● Exercise goal: Omit all pictures. Quote only the lines from the one with "Enumerate this screenshot's" through the end of the material below.

++++ Provided data ++++

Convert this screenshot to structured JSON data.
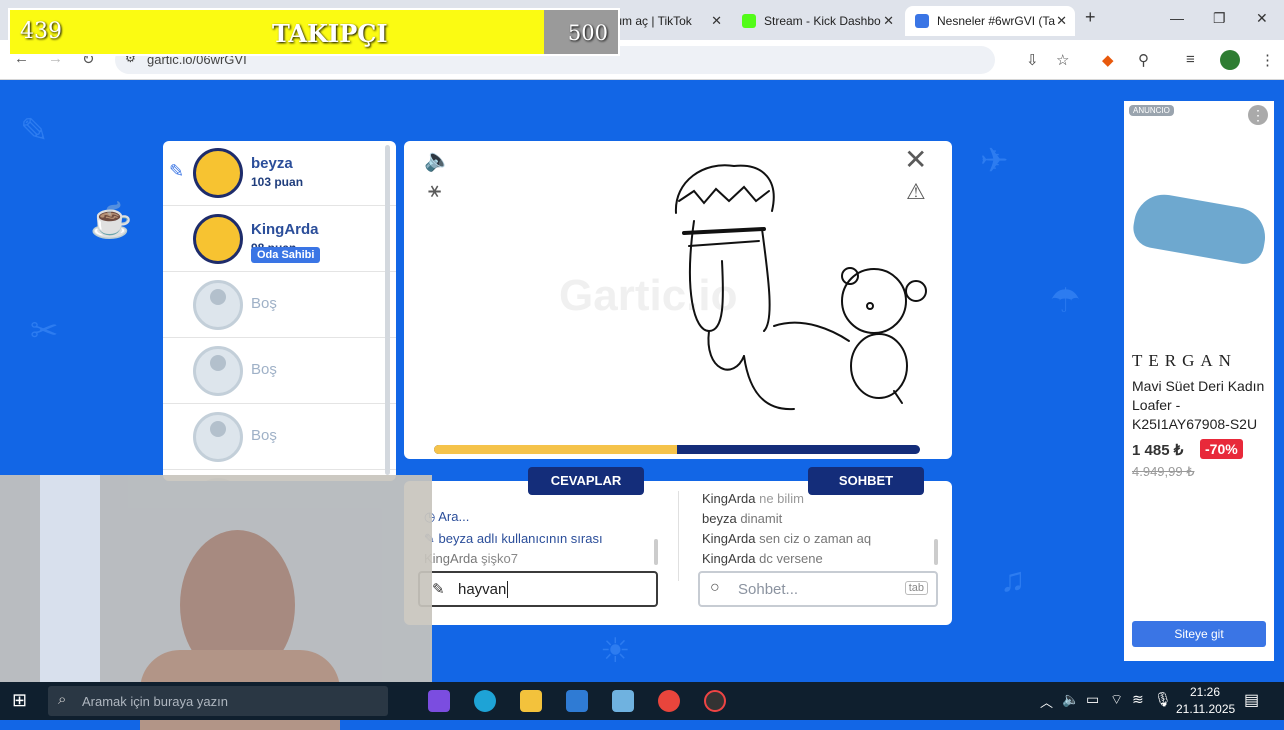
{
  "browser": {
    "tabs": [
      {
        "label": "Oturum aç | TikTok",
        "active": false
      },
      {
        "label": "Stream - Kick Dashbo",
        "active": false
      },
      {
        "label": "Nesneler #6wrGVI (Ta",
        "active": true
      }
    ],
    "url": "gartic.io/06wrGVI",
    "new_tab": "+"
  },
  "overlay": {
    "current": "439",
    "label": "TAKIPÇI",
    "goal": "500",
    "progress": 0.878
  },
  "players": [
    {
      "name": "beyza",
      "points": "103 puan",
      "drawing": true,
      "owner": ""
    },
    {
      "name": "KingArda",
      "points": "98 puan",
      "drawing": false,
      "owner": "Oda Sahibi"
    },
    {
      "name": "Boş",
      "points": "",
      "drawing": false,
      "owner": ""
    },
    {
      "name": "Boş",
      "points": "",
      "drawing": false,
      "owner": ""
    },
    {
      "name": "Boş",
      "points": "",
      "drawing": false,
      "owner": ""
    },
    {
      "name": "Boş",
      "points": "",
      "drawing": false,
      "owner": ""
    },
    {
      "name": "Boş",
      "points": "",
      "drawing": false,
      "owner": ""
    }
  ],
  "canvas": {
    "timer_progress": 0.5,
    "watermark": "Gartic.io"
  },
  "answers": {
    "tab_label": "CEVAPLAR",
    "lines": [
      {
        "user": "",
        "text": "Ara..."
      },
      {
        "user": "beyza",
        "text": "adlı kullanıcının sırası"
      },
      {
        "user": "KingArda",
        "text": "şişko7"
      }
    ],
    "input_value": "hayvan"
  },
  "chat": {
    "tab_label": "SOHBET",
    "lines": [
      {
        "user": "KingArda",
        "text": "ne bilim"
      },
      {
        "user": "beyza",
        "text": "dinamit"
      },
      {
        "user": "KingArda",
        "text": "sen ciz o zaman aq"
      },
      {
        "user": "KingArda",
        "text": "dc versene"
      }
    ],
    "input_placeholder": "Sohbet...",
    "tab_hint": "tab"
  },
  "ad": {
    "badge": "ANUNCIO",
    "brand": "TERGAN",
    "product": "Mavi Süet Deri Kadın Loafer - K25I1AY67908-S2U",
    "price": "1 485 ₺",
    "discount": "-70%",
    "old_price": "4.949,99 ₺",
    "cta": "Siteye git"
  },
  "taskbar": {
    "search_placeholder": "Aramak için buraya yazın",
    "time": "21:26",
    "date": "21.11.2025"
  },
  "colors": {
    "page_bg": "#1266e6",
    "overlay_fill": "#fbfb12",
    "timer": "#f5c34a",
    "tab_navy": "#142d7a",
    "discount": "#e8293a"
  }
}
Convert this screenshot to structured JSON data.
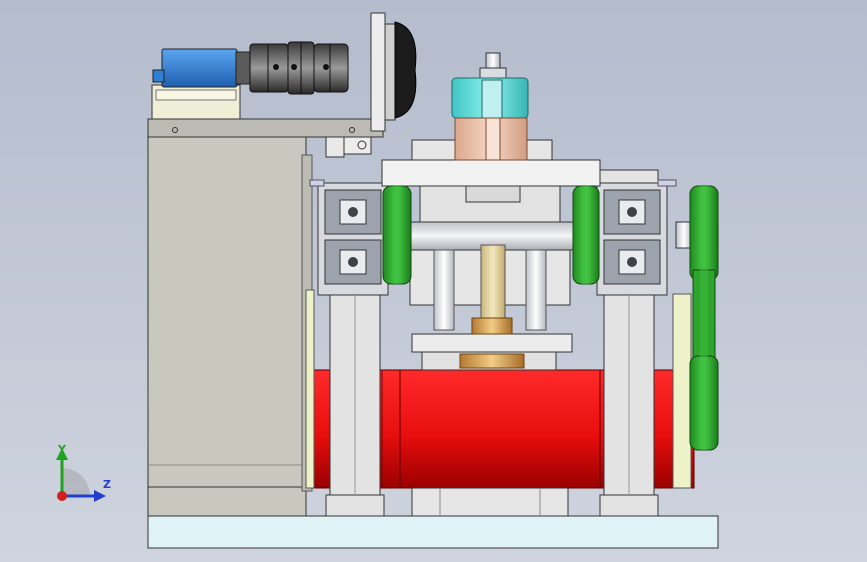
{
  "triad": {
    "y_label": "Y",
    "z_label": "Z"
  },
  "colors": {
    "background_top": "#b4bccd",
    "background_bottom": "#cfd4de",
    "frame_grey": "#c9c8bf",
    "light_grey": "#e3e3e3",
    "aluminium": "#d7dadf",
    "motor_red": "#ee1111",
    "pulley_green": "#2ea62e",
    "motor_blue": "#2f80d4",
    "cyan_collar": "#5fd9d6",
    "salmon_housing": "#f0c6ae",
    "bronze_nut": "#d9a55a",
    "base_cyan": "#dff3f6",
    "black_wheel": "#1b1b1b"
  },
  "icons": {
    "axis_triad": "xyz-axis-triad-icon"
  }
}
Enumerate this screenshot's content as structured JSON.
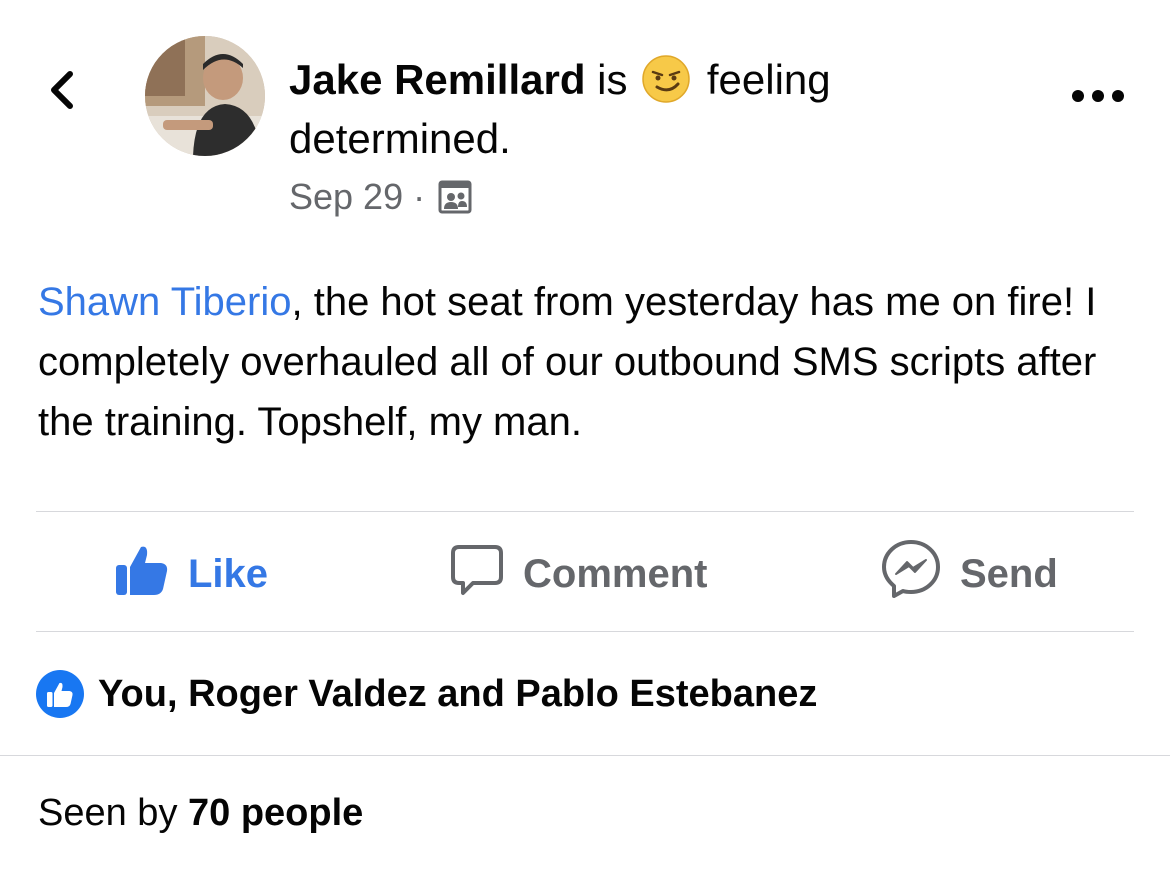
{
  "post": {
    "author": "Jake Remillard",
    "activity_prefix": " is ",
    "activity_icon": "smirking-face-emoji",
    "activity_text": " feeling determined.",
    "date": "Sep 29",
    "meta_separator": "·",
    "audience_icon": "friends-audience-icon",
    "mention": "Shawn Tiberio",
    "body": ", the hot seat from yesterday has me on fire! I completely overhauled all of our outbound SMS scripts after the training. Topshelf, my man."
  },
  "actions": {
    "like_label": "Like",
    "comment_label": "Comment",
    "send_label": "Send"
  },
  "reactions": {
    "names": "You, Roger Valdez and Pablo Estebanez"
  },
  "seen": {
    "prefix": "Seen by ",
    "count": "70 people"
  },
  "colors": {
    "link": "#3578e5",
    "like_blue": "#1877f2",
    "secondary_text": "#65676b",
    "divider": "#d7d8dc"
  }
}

++++

● Problem solution:
Enumerate this screenshot's content as structured JSON.
{
  "post": {
    "author": "Jake Remillard",
    "activity_prefix": " is ",
    "activity_icon": "smirking-face-emoji",
    "activity_text": " feeling determined.",
    "date": "Sep 29",
    "meta_separator": "·",
    "audience_icon": "friends-audience-icon",
    "mention": "Shawn Tiberio",
    "body": ", the hot seat from yesterday has me on fire! I completely overhauled all of our outbound SMS scripts after the training. Topshelf, my man."
  },
  "actions": {
    "like_label": "Like",
    "comment_label": "Comment",
    "send_label": "Send"
  },
  "reactions": {
    "names": "You, Roger Valdez and Pablo Estebanez"
  },
  "seen": {
    "prefix": "Seen by ",
    "count": "70 people"
  },
  "colors": {
    "link": "#3578e5",
    "like_blue": "#1877f2",
    "secondary_text": "#65676b",
    "divider": "#d7d8dc"
  }
}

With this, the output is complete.